TO DO: Could you give the data below again, exactly and completely?

━━ ENTRIES

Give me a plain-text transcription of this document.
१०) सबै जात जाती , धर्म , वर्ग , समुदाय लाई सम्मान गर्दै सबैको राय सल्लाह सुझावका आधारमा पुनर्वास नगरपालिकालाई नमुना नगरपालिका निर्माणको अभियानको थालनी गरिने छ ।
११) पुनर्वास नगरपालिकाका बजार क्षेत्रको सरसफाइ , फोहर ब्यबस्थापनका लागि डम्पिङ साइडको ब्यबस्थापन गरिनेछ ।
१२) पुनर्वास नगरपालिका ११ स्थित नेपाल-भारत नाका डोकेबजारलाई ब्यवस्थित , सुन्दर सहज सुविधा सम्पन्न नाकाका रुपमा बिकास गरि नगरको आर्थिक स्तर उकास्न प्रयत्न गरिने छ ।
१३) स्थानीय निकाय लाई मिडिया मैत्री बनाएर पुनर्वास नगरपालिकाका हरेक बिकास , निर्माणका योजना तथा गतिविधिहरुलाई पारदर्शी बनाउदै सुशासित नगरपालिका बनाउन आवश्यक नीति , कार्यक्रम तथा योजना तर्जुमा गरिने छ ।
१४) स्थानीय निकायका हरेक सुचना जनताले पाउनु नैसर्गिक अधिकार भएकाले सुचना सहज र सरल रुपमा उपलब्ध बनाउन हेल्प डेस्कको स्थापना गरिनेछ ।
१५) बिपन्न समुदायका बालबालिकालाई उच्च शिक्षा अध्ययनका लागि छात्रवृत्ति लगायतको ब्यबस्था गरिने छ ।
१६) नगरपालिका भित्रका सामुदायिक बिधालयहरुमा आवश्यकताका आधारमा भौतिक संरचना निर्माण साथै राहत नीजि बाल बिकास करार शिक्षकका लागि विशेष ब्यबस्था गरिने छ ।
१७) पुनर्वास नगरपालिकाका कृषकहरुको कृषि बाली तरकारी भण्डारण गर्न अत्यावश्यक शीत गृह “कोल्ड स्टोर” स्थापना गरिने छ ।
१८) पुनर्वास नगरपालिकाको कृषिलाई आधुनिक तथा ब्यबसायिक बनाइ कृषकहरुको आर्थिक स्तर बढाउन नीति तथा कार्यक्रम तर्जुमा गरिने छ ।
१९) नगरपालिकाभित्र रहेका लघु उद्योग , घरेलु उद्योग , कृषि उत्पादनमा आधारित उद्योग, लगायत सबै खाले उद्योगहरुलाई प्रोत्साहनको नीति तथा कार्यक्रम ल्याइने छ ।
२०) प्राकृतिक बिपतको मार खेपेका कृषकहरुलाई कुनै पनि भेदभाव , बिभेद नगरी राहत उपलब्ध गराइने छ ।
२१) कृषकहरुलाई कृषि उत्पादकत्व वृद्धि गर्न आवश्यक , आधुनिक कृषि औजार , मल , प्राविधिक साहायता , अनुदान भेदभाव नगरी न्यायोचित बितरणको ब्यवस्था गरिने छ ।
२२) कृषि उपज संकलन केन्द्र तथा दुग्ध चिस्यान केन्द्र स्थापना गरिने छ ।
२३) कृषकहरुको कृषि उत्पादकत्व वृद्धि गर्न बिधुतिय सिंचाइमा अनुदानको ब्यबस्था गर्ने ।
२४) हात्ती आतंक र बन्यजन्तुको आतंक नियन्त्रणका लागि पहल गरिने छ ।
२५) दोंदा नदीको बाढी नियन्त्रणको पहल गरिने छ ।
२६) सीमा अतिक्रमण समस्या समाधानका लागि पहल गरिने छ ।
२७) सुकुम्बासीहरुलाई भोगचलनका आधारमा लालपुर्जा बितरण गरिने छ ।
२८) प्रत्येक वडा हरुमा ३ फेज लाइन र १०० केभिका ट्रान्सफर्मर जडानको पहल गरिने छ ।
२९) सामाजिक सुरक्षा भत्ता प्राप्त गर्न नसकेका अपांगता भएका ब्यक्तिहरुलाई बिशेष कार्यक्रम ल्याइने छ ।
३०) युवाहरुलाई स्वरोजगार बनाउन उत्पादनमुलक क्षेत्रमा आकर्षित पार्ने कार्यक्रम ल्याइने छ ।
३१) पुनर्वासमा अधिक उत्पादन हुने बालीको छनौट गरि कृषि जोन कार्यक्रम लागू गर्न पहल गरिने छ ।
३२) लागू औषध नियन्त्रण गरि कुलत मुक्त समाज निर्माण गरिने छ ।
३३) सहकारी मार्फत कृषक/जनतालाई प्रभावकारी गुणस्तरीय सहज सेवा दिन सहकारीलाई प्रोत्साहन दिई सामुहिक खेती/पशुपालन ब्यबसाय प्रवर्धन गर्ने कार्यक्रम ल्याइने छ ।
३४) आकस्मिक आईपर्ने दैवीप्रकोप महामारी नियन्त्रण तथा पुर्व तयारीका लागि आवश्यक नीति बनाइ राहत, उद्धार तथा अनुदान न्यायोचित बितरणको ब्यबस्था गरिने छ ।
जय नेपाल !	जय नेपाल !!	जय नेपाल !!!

━━━━

TASK ANSWER:
Give me a plain-text transcription of this document.
१०) सबै जात जाती , धर्म , वर्ग , समुदाय लाई सम्मान गर्दै सबैको राय सल्लाह सुझावका आधारमा पुनर्वास नगरपालिकालाई नमुना नगरपालिका निर्माणको अभियानको थालनी गरिने छ ।
११) पुनर्वास नगरपालिकाका बजार क्षेत्रको सरसफाइ , फोहर ब्यबस्थापनका लागि डम्पिङ साइडको ब्यबस्थापन गरिनेछ ।
१२) पुनर्वास नगरपालिका ११ स्थित नेपाल-भारत नाका डोकेबजारलाई ब्यवस्थित , सुन्दर सहज सुविधा सम्पन्न नाकाका रुपमा बिकास गरि नगरको आर्थिक स्तर उकास्न प्रयत्न गरिने छ ।
१३) स्थानीय निकाय लाई मिडिया मैत्री बनाएर पुनर्वास नगरपालिकाका हरेक बिकास , निर्माणका योजना तथा गतिविधिहरुलाई पारदर्शी बनाउदै सुशासित नगरपालिका बनाउन आवश्यक नीति , कार्यक्रम तथा योजना तर्जुमा गरिने छ ।
१४) स्थानीय निकायका हरेक सुचना जनताले पाउनु नैसर्गिक अधिकार भएकाले सुचना सहज र सरल रुपमा उपलब्ध बनाउन हेल्प डेस्कको स्थापना गरिनेछ ।
१५) बिपन्न समुदायका बालबालिकालाई उच्च शिक्षा अध्ययनका लागि छात्रवृत्ति लगायतको ब्यबस्था गरिने छ ।
१६) नगरपालिका भित्रका सामुदायिक बिधालयहरुमा आवश्यकताका आधारमा भौतिक संरचना निर्माण साथै राहत नीजि बाल बिकास करार शिक्षकका लागि विशेष ब्यबस्था गरिने छ ।
१७) पुनर्वास नगरपालिकाका कृषकहरुको कृषि बाली तरकारी भण्डारण गर्न अत्यावश्यक शीत गृह “कोल्ड स्टोर” स्थापना गरिने छ ।
१८) पुनर्वास नगरपालिकाको कृषिलाई आधुनिक तथा ब्यबसायिक बनाइ कृषकहरुको आर्थिक स्तर बढाउन नीति तथा कार्यक्रम तर्जुमा गरिने छ ।
१९) नगरपालिकाभित्र रहेका लघु उद्योग , घरेलु उद्योग , कृषि उत्पादनमा आधारित उद्योग, लगायत सबै खाले उद्योगहरुलाई प्रोत्साहनको नीति तथा कार्यक्रम ल्याइने छ ।
२०) प्राकृतिक बिपतको मार खेपेका कृषकहरुलाई कुनै पनि भेदभाव , बिभेद नगरी राहत उपलब्ध गराइने छ ।
२१) कृषकहरुलाई कृषि उत्पादकत्व वृद्धि गर्न आवश्यक , आधुनिक कृषि औजार , मल , प्राविधिक साहायता , अनुदान भेदभाव नगरी न्यायोचित बितरणको ब्यवस्था गरिने छ ।
२२) कृषि उपज संकलन केन्द्र तथा दुग्ध चिस्यान केन्द्र स्थापना गरिने छ ।
२३) कृषकहरुको कृषि उत्पादकत्व वृद्धि गर्न बिधुतिय सिंचाइमा अनुदानको ब्यबस्था गर्ने ।
२४) हात्ती आतंक र बन्यजन्तुको आतंक नियन्त्रणका लागि पहल गरिने छ ।
२५) दोंदा नदीको बाढी नियन्त्रणको पहल गरिने छ ।
२६) सीमा अतिक्रमण समस्या समाधानका लागि पहल गरिने छ ।
२७) सुकुम्बासीहरुलाई भोगचलनका आधारमा लालपुर्जा बितरण गरिने छ ।
२८) प्रत्येक वडा हरुमा ३ फेज लाइन र १०० केभिका ट्रान्सफर्मर जडानको पहल गरिने छ ।
२९) सामाजिक सुरक्षा भत्ता प्राप्त गर्न नसकेका अपांगता भएका ब्यक्तिहरुलाई बिशेष कार्यक्रम ल्याइने छ ।
३०) युवाहरुलाई स्वरोजगार बनाउन उत्पादनमुलक क्षेत्रमा आकर्षित पार्ने कार्यक्रम ल्याइने छ ।
३१) पुनर्वासमा अधिक उत्पादन हुने बालीको छनौट गरि कृषि जोन कार्यक्रम लागू गर्न पहल गरिने छ ।
३२) लागू औषध नियन्त्रण गरि कुलत मुक्त समाज निर्माण गरिने छ ।
३३) सहकारी मार्फत कृषक/जनतालाई प्रभावकारी गुणस्तरीय सहज सेवा दिन सहकारीलाई प्रोत्साहन दिई सामुहिक खेती/पशुपालन ब्यबसाय प्रवर्धन गर्ने कार्यक्रम ल्याइने छ ।
३४) आकस्मिक आईपर्ने दैवीप्रकोप महामारी नियन्त्रण तथा पुर्व तयारीका लागि आवश्यक नीति बनाइ राहत, उद्धार तथा अनुदान न्यायोचित बितरणको ब्यबस्था गरिने छ ।
जय नेपाल !	जय नेपाल !!	जय नेपाल !!!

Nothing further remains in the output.